**Given request**
Determine how many lines of the records include "tips", and answer with the number alone.

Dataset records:
★ ★ ★
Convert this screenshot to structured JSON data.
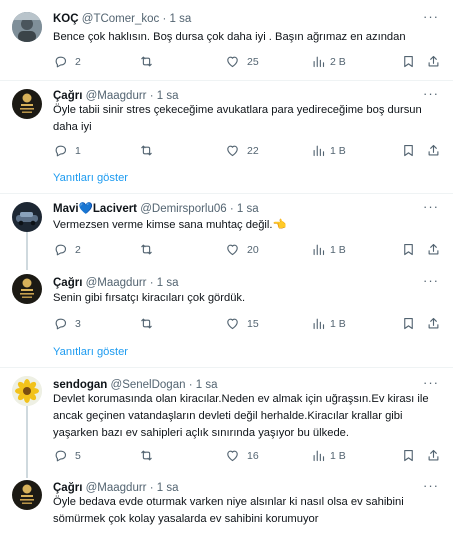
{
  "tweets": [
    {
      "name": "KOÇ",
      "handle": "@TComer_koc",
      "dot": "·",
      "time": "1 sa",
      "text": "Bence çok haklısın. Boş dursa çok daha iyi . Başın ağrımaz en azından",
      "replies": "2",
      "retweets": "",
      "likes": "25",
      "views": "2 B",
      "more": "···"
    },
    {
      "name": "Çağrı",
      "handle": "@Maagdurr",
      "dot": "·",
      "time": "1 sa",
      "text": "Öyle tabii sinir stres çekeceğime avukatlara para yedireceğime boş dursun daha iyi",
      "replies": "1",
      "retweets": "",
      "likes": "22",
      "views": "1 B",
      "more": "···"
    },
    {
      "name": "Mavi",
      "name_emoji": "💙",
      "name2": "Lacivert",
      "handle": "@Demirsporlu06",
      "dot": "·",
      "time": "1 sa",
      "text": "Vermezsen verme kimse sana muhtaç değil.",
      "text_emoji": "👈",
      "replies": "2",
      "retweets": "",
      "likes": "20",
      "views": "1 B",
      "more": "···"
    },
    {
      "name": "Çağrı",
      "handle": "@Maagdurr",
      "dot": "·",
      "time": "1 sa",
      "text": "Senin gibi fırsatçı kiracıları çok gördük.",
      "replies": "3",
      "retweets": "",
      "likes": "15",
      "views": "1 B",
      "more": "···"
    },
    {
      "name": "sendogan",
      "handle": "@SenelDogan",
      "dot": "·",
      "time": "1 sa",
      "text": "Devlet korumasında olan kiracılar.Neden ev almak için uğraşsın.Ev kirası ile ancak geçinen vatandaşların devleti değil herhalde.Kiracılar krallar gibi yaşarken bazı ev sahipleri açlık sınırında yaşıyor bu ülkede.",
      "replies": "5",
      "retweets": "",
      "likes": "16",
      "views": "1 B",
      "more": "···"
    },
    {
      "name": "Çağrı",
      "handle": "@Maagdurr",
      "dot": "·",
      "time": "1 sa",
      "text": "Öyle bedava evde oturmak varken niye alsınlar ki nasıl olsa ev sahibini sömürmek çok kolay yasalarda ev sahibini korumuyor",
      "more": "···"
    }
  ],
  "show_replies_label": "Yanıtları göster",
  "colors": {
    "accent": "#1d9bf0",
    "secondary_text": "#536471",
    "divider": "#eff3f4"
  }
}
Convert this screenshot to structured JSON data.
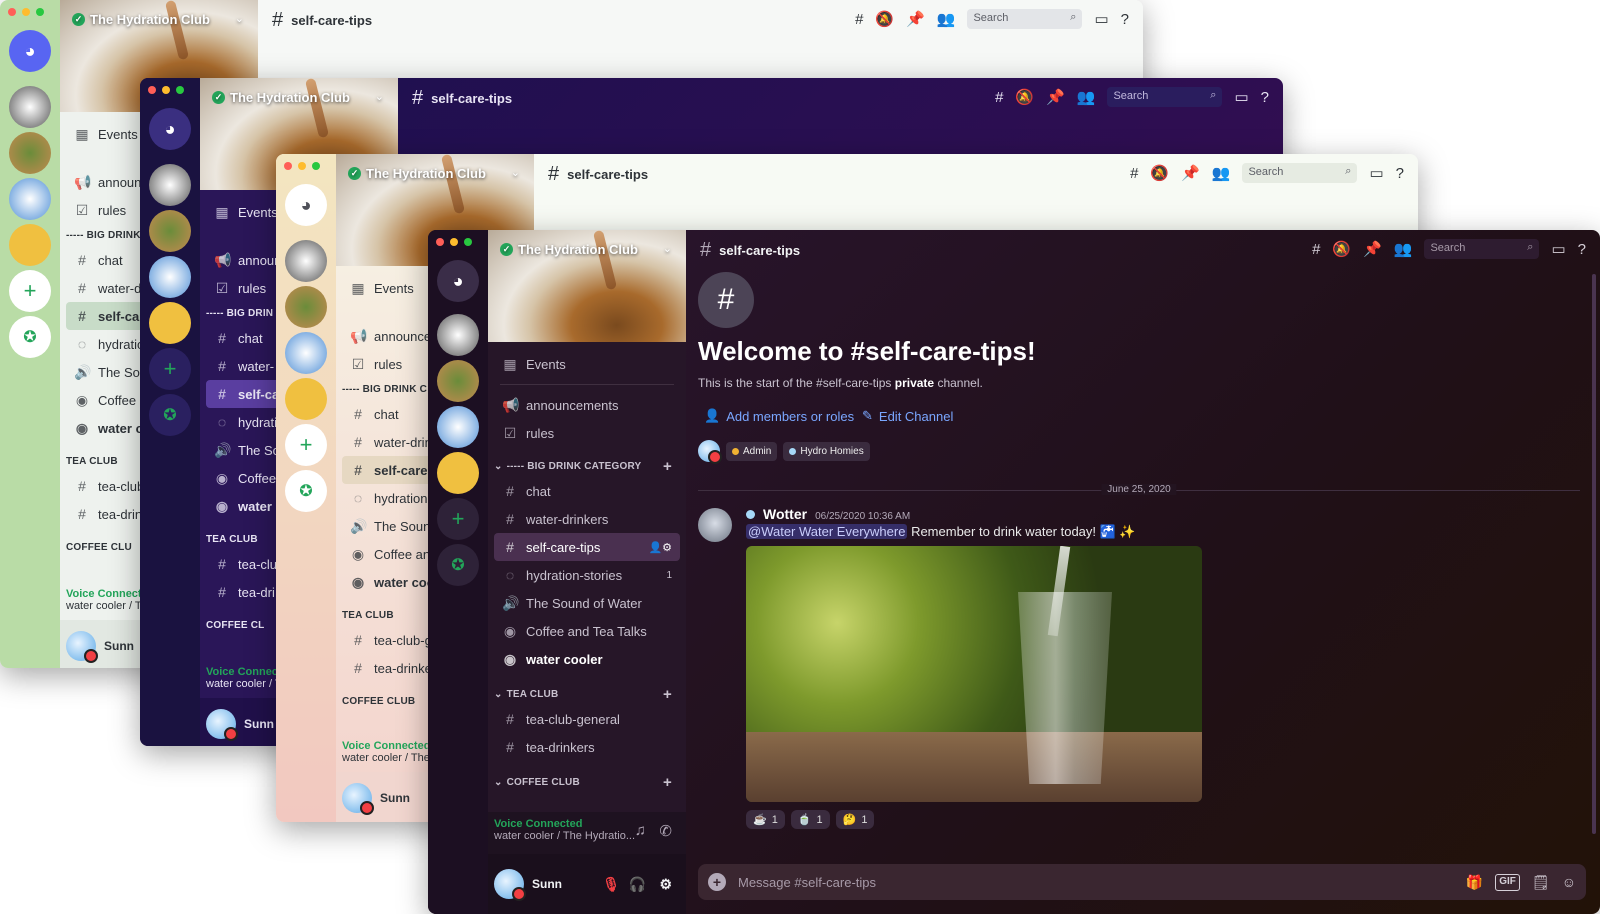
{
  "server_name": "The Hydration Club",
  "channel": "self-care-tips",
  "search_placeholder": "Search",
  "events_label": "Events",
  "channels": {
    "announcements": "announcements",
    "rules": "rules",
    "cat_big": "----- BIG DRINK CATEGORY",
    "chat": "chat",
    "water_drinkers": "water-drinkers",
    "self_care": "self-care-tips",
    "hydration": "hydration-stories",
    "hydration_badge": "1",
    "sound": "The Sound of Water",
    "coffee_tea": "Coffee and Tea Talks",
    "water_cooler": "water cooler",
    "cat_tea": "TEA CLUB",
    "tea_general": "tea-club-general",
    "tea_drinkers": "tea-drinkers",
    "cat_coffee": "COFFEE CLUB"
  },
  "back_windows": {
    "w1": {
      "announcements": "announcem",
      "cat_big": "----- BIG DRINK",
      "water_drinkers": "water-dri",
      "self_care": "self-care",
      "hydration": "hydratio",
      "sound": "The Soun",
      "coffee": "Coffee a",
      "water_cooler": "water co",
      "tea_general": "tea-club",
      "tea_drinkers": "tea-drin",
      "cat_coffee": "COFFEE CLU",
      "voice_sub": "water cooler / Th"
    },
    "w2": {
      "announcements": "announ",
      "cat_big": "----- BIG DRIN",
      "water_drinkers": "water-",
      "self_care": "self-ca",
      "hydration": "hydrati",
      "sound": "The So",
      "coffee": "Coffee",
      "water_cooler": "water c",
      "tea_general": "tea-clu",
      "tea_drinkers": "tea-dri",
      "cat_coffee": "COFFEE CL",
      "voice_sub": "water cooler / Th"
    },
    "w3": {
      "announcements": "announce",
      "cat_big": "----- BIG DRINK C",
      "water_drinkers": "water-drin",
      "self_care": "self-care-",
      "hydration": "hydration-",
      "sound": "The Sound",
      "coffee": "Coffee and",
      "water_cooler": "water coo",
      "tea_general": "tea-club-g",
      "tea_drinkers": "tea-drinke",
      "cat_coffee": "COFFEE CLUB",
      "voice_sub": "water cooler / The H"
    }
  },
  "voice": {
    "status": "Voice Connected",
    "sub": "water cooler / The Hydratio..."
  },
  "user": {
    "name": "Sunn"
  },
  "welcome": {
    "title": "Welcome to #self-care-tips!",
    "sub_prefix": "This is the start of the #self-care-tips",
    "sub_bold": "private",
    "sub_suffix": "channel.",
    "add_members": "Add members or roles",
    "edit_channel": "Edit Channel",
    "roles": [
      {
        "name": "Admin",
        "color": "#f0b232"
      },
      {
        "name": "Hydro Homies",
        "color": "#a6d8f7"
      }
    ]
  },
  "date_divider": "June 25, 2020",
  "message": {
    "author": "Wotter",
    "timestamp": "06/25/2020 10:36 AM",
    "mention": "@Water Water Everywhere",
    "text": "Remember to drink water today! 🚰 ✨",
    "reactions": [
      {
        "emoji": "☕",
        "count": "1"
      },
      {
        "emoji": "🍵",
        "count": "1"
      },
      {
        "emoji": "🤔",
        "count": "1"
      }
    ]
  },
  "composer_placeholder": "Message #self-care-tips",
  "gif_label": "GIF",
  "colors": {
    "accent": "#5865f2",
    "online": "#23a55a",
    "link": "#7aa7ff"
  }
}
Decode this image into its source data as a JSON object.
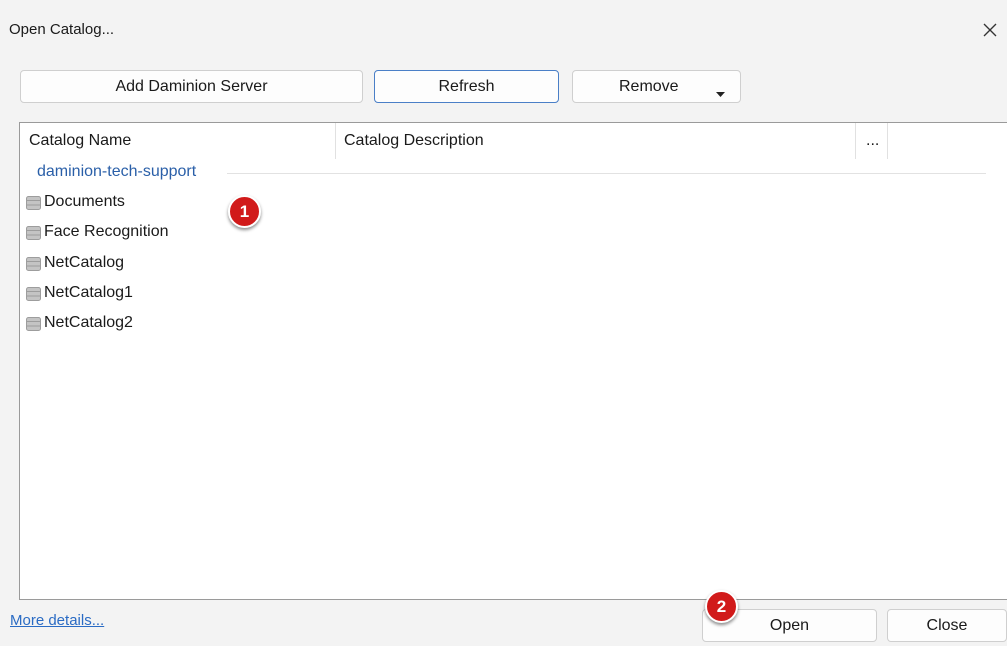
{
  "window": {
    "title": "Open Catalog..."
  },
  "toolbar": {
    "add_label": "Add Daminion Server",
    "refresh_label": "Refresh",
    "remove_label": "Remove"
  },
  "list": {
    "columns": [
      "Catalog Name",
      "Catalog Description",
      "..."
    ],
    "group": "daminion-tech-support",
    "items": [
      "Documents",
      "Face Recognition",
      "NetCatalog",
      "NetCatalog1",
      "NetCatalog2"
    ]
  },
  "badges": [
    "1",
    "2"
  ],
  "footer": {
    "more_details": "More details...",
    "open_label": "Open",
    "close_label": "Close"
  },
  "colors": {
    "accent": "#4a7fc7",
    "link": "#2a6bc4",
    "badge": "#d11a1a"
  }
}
★ ★ ★
**Solution for this task**
5